DATASET ENTRIES >>
## START

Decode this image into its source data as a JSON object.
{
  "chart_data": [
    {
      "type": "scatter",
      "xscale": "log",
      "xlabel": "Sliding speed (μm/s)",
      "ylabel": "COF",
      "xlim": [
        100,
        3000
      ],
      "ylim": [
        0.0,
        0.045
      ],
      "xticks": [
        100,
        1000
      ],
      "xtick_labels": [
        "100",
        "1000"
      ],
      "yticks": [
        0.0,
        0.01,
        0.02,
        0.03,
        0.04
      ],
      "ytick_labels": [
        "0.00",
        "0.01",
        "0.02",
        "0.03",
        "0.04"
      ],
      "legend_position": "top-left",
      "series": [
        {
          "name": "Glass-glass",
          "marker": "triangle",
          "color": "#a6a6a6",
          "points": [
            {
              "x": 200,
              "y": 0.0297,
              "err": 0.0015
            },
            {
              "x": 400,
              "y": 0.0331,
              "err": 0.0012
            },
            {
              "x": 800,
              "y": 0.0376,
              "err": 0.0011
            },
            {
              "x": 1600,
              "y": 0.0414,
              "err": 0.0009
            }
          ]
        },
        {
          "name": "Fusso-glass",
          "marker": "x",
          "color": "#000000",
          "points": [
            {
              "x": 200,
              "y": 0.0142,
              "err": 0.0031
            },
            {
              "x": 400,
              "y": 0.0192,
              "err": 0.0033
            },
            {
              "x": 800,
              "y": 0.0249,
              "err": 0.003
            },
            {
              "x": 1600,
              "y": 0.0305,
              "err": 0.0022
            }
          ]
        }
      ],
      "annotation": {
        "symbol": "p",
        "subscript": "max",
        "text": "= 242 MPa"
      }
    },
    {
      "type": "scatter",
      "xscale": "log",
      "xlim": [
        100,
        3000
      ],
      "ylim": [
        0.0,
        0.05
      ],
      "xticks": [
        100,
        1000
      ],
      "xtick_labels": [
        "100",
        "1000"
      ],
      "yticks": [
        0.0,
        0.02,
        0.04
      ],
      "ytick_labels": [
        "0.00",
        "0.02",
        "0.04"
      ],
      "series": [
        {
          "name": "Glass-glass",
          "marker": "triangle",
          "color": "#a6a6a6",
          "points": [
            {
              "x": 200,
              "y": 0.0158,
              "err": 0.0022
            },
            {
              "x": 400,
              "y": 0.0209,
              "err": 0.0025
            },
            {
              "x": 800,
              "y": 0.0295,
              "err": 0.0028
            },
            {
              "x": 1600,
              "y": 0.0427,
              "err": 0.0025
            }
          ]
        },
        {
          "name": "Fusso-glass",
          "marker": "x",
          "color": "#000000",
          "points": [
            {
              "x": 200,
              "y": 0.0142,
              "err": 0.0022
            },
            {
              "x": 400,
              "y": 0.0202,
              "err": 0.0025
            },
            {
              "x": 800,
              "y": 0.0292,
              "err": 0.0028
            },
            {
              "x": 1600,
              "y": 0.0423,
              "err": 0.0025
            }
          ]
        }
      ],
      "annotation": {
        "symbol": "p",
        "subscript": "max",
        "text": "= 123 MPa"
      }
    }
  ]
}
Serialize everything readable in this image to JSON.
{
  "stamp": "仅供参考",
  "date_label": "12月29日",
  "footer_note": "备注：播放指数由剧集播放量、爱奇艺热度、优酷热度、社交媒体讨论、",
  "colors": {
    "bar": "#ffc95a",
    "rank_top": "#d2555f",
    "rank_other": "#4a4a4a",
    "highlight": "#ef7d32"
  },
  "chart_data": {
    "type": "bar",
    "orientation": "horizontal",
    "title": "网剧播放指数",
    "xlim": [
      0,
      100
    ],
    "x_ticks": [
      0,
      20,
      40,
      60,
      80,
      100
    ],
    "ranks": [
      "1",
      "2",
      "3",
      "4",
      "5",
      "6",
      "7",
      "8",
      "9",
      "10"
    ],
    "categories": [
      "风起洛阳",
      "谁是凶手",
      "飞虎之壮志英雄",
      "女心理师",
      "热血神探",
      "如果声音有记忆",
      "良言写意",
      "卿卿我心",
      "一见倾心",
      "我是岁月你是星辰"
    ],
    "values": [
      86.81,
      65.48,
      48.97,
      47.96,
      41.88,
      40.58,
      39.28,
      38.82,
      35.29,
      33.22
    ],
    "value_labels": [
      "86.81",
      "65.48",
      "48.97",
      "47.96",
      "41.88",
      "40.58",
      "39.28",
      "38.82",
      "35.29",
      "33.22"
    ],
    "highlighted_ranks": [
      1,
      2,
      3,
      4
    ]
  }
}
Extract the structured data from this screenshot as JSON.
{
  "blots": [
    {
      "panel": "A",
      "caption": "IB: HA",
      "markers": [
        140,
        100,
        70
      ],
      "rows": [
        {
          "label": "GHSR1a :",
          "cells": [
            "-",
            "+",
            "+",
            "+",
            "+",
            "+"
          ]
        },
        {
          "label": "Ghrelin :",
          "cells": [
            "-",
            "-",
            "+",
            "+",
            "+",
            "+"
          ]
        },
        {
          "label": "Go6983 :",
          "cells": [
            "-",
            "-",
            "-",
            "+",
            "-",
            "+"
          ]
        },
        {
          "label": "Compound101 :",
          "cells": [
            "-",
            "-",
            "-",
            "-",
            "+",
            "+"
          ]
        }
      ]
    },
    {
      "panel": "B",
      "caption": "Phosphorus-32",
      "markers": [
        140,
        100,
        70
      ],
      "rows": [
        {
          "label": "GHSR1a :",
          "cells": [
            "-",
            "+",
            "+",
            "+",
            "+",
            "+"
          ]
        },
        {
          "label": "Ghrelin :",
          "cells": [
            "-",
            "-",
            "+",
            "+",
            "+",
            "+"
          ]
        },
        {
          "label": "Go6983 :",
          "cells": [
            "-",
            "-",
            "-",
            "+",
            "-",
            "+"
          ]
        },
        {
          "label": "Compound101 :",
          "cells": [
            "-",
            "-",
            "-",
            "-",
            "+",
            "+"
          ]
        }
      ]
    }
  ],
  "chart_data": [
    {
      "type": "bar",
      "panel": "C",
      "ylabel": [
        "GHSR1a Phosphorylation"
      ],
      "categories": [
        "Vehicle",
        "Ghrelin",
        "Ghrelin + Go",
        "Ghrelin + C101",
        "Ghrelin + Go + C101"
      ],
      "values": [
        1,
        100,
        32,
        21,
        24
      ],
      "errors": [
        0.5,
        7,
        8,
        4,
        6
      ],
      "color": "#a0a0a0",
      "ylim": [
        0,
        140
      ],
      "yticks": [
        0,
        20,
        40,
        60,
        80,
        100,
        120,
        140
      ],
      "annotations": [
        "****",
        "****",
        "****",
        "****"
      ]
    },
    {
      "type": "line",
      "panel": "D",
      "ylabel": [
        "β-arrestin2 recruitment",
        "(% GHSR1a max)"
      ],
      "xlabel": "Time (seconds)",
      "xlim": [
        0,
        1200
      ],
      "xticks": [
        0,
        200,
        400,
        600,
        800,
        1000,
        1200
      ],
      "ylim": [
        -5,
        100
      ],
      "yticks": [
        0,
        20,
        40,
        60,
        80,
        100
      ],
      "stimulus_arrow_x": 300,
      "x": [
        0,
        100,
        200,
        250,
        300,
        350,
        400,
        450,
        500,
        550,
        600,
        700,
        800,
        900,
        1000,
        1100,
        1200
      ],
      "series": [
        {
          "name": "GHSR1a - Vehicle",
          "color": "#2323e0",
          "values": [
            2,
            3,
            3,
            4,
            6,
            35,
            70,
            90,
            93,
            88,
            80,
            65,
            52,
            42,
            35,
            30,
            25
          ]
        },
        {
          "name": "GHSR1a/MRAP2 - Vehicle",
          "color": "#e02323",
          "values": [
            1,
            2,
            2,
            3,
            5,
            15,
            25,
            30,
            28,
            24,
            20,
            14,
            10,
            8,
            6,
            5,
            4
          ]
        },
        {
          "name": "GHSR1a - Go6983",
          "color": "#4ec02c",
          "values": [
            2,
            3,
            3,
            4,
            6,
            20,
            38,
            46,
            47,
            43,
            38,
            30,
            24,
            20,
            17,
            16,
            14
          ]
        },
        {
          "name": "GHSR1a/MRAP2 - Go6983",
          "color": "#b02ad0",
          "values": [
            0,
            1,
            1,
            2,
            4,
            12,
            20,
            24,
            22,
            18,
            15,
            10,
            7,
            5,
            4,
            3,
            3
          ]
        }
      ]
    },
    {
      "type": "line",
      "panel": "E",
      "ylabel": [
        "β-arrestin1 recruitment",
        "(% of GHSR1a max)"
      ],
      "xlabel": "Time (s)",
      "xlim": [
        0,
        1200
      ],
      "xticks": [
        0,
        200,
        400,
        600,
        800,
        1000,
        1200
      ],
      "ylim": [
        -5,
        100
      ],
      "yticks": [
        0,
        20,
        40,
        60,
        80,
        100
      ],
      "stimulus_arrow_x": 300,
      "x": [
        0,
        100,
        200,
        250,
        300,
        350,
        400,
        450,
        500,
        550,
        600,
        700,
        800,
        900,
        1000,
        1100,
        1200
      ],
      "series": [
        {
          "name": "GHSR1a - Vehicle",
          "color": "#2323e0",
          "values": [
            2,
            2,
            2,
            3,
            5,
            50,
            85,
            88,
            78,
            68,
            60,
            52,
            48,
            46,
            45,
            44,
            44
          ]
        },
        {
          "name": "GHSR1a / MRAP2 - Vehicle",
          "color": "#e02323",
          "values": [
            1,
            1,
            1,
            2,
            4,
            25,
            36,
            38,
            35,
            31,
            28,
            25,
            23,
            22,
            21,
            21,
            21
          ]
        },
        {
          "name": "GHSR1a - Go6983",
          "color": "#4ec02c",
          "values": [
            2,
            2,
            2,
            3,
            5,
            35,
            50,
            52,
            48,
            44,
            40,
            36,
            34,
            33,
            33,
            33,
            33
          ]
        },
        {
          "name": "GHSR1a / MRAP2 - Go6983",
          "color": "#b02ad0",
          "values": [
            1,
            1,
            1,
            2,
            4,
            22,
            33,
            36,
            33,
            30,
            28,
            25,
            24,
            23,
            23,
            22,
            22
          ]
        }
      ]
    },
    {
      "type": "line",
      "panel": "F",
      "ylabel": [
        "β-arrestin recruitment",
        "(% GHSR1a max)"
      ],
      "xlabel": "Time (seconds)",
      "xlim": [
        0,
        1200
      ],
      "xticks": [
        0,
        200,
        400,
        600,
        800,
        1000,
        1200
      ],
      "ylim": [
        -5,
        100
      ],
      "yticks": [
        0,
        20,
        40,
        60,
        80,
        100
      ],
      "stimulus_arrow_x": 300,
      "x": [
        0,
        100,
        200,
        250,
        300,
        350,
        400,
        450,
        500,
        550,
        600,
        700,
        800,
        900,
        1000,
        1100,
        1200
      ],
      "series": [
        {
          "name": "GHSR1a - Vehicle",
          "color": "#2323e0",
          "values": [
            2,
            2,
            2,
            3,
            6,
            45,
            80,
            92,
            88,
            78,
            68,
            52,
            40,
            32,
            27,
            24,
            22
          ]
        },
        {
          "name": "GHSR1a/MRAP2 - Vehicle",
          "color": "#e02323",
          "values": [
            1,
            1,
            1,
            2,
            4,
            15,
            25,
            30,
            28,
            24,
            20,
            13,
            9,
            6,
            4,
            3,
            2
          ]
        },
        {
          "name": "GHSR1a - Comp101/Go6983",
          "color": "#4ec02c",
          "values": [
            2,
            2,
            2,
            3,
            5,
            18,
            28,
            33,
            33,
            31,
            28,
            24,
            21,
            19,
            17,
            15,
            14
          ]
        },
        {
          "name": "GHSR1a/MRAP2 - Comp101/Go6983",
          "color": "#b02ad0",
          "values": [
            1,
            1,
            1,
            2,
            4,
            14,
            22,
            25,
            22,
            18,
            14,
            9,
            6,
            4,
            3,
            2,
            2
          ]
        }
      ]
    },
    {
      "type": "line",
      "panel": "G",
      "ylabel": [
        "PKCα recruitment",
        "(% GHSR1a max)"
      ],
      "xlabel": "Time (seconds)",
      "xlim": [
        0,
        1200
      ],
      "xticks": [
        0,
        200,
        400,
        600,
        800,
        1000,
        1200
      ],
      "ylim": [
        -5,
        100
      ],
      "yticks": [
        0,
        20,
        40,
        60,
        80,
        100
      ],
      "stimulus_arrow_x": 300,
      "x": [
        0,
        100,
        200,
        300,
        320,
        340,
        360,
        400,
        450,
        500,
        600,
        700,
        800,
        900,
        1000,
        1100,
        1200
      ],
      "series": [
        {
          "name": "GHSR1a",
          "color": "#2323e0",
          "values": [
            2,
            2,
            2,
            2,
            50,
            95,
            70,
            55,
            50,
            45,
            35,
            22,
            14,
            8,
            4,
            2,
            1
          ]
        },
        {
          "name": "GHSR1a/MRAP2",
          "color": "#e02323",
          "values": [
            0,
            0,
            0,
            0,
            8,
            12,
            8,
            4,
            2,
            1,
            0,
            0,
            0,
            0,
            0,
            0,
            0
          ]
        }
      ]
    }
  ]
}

## END

YOUR OBJECTIVE >>
List all lines above in which the string "caption" appears.

CORRECT OUTPUT >>
      "caption": "IB: HA",
      "caption": "Phosphorus-32",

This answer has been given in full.